» Exercise details: Select the lines below containing the word "screenshot".

» Record list:
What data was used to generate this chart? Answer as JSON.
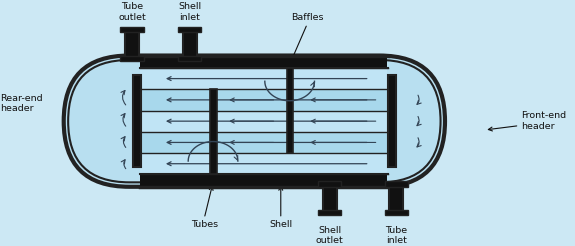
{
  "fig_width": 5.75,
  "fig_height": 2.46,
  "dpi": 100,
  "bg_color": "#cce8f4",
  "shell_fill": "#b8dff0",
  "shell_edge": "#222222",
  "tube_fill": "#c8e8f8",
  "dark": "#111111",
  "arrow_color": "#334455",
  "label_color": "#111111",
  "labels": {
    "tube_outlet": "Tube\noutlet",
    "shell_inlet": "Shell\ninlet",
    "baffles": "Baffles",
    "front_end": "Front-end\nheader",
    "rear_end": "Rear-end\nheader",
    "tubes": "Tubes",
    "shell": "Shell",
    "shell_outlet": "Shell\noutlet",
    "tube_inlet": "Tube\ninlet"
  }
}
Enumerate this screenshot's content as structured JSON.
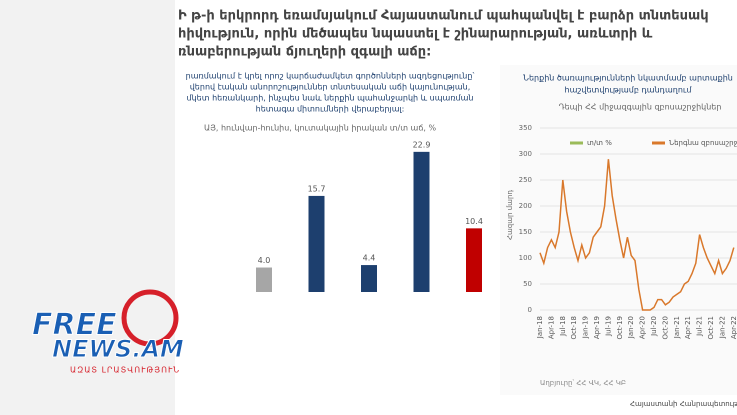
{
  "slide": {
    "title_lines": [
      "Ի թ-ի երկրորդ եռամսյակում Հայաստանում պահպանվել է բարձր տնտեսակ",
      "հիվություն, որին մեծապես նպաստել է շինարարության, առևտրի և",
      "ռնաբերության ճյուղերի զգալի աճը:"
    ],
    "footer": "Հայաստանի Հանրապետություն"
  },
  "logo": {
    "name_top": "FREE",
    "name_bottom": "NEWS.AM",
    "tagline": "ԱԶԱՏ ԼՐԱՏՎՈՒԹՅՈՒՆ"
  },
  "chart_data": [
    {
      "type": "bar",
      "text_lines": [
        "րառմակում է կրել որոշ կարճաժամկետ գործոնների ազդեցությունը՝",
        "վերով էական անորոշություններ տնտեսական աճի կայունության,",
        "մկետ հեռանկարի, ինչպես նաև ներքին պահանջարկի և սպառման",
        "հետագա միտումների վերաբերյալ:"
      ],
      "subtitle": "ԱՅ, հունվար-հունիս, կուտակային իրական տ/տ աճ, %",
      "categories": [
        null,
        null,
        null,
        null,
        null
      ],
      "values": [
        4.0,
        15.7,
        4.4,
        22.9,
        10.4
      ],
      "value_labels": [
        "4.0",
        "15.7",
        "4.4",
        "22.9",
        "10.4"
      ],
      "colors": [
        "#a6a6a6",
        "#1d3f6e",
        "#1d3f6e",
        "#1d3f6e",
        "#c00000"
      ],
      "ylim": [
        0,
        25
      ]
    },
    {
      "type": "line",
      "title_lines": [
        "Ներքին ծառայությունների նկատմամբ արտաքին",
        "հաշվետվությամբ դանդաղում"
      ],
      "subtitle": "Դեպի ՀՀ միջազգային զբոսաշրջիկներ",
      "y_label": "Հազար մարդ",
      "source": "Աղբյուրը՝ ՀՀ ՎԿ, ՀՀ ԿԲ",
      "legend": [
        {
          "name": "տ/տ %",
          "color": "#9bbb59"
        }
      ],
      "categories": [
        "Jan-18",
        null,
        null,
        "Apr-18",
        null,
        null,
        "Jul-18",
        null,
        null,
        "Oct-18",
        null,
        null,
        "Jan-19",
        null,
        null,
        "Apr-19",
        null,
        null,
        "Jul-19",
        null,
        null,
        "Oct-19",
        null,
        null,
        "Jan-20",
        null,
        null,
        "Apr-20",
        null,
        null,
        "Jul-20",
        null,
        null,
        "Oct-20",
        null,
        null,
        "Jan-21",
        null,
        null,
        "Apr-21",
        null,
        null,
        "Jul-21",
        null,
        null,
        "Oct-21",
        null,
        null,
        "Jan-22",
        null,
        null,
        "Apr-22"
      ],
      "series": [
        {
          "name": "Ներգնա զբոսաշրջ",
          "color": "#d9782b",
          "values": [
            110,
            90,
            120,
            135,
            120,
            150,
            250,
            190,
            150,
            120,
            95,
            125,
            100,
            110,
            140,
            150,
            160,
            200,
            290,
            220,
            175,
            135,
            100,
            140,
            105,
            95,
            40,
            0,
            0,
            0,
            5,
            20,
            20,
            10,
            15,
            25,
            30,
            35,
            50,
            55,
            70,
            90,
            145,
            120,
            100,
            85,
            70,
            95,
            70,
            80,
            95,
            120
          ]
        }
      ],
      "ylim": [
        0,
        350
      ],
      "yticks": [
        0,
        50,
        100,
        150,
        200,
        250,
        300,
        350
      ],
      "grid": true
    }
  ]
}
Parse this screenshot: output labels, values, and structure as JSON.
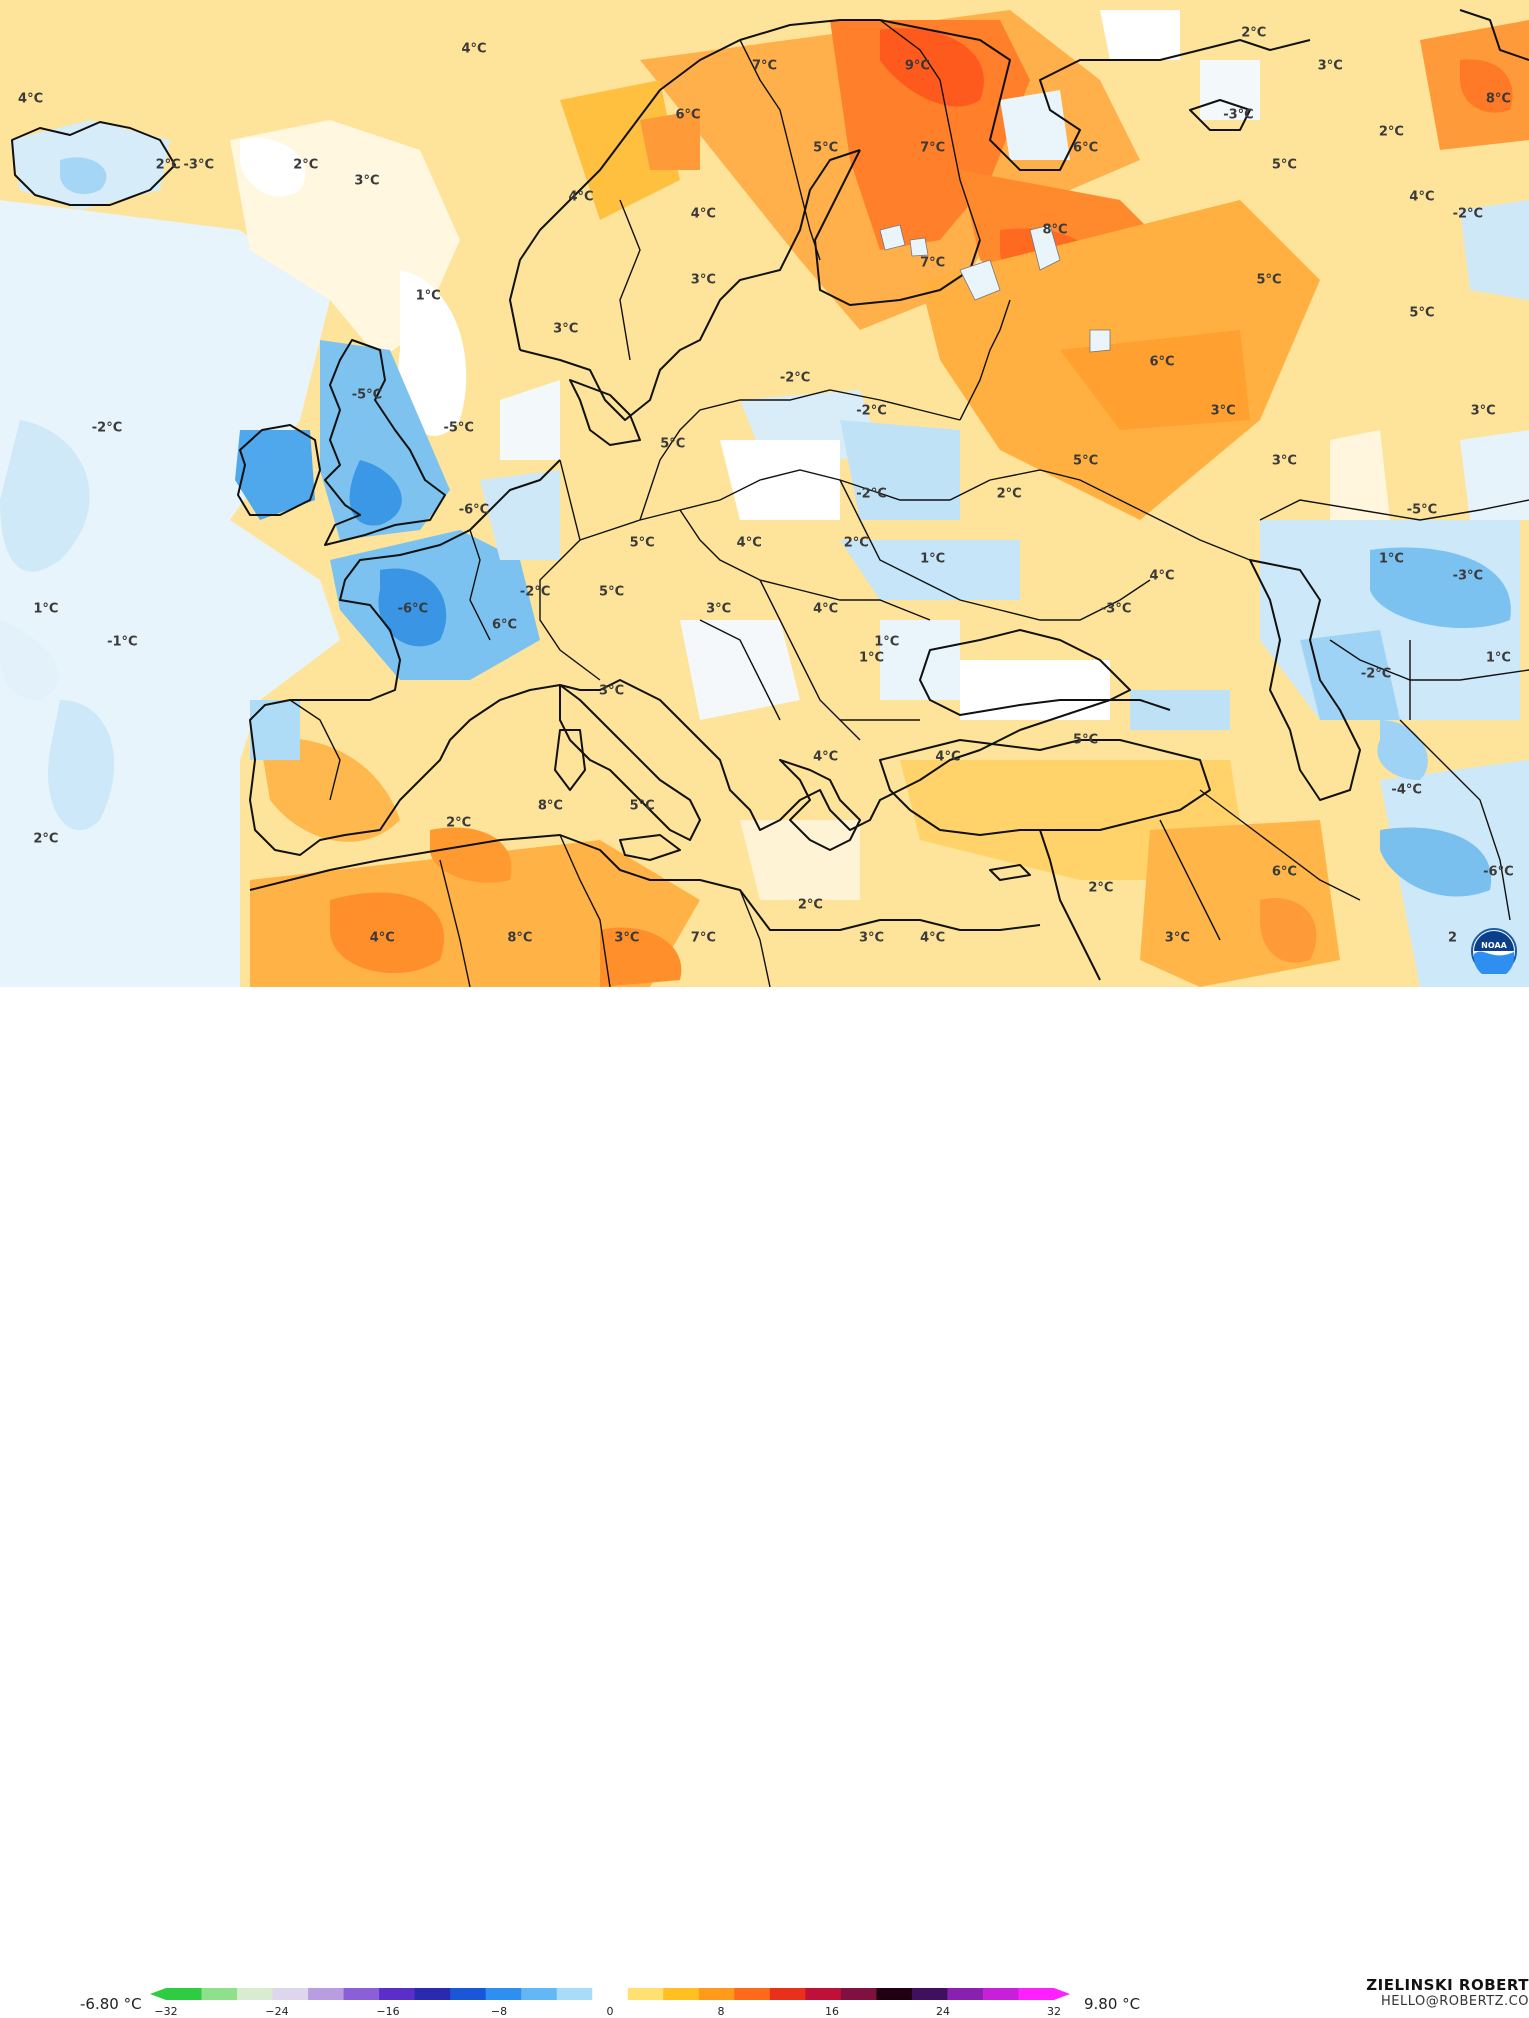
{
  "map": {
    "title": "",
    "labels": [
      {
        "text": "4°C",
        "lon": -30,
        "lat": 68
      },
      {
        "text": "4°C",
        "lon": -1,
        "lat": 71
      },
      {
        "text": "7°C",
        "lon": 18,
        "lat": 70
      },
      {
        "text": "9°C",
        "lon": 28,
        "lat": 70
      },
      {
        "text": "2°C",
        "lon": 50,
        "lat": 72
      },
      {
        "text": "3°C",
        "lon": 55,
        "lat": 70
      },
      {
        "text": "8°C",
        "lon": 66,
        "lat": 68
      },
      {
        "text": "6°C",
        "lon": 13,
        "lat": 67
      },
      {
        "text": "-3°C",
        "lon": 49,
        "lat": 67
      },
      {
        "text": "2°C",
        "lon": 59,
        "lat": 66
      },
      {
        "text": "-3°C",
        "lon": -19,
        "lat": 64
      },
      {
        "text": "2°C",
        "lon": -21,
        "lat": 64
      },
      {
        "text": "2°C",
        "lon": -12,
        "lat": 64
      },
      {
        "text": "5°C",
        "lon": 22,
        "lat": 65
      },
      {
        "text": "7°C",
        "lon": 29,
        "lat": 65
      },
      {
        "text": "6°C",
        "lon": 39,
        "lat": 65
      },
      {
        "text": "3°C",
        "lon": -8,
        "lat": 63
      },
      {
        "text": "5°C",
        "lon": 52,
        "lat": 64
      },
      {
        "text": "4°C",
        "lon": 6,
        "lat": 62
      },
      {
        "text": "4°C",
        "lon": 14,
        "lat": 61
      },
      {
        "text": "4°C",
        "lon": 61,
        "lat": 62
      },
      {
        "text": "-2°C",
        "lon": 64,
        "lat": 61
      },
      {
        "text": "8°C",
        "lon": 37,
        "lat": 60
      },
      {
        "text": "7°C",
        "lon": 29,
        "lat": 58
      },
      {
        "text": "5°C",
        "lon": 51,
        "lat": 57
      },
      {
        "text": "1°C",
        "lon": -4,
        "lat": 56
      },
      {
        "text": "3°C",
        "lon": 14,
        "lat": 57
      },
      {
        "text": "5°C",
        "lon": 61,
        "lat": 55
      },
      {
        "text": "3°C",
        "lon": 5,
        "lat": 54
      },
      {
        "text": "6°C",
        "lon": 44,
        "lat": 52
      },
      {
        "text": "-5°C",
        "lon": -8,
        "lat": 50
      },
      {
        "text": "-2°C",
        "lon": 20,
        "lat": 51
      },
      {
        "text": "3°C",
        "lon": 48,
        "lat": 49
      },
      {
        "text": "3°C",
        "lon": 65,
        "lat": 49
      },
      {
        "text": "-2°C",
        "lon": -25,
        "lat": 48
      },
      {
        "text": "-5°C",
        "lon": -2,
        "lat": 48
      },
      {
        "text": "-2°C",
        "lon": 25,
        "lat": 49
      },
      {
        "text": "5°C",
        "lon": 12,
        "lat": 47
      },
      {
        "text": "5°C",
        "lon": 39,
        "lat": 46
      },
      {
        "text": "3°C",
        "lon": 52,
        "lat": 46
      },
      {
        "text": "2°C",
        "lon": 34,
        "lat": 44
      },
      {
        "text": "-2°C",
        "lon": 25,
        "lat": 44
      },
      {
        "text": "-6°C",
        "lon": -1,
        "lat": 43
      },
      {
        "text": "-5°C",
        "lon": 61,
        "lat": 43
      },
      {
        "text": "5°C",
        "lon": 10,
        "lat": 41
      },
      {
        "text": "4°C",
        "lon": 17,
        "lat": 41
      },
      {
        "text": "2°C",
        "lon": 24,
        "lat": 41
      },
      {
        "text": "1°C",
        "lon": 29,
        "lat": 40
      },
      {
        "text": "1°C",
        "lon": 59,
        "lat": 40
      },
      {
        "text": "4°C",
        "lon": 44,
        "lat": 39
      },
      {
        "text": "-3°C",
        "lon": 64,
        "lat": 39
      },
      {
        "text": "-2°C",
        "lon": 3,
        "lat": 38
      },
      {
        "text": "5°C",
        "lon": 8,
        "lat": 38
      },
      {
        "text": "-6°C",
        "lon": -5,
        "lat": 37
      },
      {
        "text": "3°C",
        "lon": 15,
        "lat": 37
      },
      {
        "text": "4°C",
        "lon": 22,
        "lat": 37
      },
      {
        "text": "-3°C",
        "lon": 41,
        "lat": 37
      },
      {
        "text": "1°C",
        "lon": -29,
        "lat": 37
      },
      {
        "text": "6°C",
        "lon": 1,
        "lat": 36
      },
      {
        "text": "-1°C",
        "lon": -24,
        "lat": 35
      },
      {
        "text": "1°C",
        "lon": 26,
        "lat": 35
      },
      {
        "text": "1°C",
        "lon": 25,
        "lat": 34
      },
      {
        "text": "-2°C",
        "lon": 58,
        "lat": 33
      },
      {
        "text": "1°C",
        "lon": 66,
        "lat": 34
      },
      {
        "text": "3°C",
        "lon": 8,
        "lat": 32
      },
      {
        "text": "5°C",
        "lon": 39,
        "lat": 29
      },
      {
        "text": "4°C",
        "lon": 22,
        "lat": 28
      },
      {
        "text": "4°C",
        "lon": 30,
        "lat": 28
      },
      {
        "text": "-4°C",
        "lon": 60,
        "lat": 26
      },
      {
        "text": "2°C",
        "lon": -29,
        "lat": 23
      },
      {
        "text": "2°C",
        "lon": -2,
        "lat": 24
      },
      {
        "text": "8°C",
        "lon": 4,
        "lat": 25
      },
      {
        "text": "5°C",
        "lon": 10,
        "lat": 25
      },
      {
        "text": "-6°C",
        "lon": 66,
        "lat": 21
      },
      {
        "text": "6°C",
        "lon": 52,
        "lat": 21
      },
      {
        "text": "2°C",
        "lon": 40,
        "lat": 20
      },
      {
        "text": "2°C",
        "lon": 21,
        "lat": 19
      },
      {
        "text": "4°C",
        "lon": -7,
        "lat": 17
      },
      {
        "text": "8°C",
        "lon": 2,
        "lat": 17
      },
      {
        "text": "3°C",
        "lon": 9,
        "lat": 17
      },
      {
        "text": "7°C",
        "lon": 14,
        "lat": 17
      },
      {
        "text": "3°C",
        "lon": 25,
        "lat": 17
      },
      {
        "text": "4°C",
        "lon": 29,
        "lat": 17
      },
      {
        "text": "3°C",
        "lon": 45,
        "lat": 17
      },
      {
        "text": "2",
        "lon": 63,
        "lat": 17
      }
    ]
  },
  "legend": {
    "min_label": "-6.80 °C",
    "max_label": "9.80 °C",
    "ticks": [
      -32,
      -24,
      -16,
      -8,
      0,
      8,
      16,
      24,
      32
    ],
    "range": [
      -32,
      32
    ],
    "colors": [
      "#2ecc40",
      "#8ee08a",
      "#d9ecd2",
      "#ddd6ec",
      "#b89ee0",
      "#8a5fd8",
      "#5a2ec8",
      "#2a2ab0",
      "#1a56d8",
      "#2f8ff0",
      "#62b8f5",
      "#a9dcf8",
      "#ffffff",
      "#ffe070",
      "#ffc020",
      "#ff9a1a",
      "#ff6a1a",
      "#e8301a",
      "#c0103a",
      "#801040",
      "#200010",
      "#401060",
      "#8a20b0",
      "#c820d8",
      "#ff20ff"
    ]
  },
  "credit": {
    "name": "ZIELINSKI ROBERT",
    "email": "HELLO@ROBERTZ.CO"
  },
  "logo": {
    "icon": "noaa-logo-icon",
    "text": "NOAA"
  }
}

» Task answer:
Enumerate this screenshot's content as structured JSON.
Parse this screenshot: output labels, values, and structure as JSON.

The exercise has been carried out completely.